Page excerpt |
This salt and pepper chicken is crispy, savory, and loaded with cracked black pepper and aromatic five-spice that makes every bite feel like takeout at home. I first tried making this on a night when I was craving Chinese food but didn't want to wait for delivery, and it turned out so good I've been making it ever since. It's ready in 35 minutes, uses simple ingredients, and works on the stove or in an air fryer.

If you love quick, flavorful dinners, you'll also want to try my Cajun Chicken Sloppy Joes, Parmesan Crusted Chicken Sheet Pan Dinner, or these easy BBQ Chicken Flatbreads.
Why You'll Love This Salt And Pepper Chicken
Restaurant-style flavor at home: This tastes just like the salt and pepper chicken you'd get from your favorite Chinese restaurant, but you're making it in your own kitchen.
Quick and easy: Ready in 35 minutes from start to finish. Perfect for busy weeknights when you want something flavorful without a ton of effort.
Crispy and flavorful: The cornstarch coating gets perfectly crispy, and the cracked black pepper and five-spice powder give it that warm, aromatic flavor.

Problem | Please answer from the salt and pepper chicken recipe: what coating makes the chicken crispy?

Provided records |

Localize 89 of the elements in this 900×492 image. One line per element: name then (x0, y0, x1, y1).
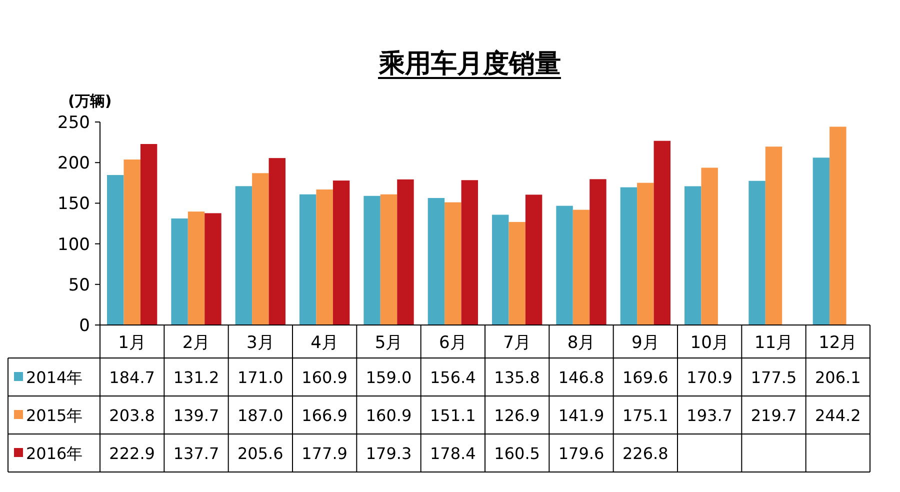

...

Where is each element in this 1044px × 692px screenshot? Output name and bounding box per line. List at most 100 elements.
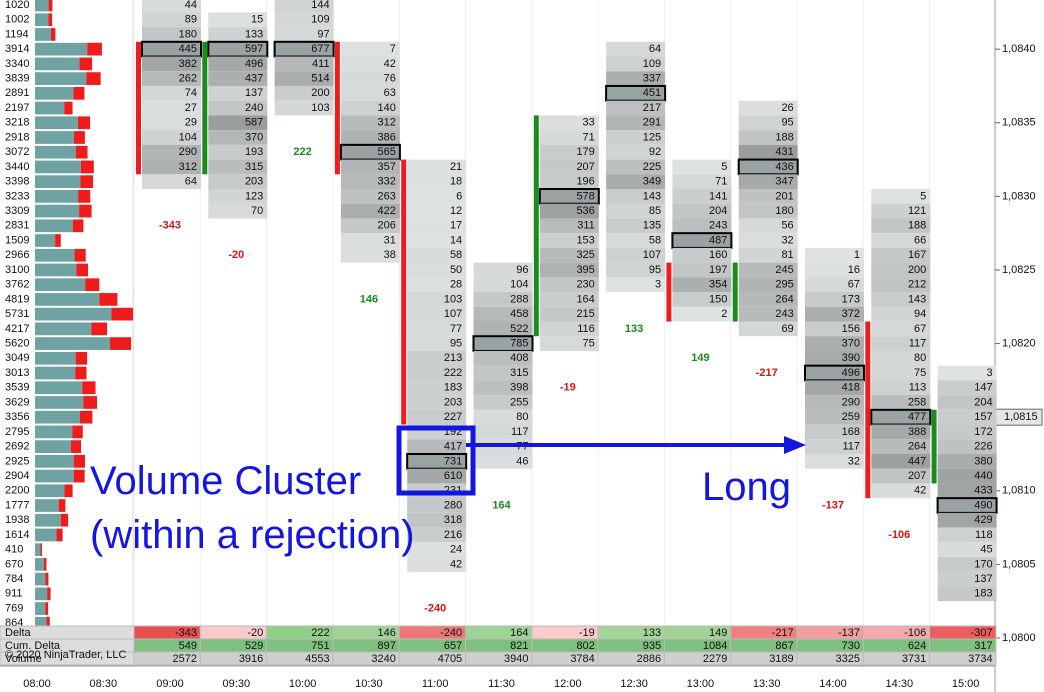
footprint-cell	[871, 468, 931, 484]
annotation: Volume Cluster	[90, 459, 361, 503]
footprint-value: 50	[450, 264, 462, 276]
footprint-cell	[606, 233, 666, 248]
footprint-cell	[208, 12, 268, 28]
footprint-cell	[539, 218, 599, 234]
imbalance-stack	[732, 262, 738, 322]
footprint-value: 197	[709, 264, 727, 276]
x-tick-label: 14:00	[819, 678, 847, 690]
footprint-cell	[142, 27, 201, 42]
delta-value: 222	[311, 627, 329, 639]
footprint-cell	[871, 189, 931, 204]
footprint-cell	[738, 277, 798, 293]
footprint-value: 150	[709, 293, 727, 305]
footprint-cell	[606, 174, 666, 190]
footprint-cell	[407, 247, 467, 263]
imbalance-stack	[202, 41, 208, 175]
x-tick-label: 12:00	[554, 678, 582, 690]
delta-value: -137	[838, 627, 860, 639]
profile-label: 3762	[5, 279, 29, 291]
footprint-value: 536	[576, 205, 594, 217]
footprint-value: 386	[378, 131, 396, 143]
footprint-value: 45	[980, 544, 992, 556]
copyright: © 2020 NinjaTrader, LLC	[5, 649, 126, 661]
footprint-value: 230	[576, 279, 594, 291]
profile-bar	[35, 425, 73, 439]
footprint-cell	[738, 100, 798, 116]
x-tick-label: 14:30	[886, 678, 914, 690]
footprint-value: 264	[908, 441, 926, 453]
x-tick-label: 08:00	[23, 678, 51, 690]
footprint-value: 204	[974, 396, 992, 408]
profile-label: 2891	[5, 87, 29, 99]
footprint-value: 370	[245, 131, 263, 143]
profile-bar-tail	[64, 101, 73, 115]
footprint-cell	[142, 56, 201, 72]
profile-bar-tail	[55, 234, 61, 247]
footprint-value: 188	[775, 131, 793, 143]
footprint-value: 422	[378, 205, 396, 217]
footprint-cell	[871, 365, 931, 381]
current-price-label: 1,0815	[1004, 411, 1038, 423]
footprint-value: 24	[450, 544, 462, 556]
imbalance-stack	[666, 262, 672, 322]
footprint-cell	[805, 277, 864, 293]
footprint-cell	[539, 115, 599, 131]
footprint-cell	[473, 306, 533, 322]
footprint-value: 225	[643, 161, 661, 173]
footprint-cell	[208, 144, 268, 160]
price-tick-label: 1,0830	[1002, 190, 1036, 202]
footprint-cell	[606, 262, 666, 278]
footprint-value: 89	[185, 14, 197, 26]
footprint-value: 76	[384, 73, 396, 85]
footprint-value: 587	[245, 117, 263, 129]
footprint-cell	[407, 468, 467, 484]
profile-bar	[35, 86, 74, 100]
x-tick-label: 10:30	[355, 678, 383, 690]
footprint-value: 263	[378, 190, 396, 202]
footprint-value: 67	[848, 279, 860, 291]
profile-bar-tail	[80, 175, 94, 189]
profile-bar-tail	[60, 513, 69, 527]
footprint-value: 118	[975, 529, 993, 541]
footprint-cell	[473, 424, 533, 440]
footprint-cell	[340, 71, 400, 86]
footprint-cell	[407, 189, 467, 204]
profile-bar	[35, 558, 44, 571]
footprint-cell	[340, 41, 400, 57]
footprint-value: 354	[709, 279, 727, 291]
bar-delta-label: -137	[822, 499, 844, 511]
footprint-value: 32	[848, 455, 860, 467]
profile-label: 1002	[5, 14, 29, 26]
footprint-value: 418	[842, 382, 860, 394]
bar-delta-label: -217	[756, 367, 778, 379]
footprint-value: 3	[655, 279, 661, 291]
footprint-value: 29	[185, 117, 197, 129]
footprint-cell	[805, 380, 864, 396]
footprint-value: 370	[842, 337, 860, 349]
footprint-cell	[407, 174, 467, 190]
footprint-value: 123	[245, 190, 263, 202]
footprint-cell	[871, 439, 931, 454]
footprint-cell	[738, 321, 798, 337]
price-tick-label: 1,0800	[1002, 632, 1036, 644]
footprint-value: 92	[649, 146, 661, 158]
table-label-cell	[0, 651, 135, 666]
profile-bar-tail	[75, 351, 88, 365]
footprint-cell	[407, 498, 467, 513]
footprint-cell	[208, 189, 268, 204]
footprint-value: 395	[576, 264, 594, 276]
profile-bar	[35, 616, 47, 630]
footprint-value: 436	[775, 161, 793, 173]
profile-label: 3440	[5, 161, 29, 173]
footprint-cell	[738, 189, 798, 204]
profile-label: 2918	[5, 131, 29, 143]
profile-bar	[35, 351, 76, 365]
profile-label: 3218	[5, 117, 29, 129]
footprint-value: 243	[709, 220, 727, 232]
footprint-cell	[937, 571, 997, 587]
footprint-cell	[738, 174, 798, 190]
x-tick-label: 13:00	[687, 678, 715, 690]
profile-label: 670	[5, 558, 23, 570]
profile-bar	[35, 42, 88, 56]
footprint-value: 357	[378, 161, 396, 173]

Result of this exercise | A cornstarch coating.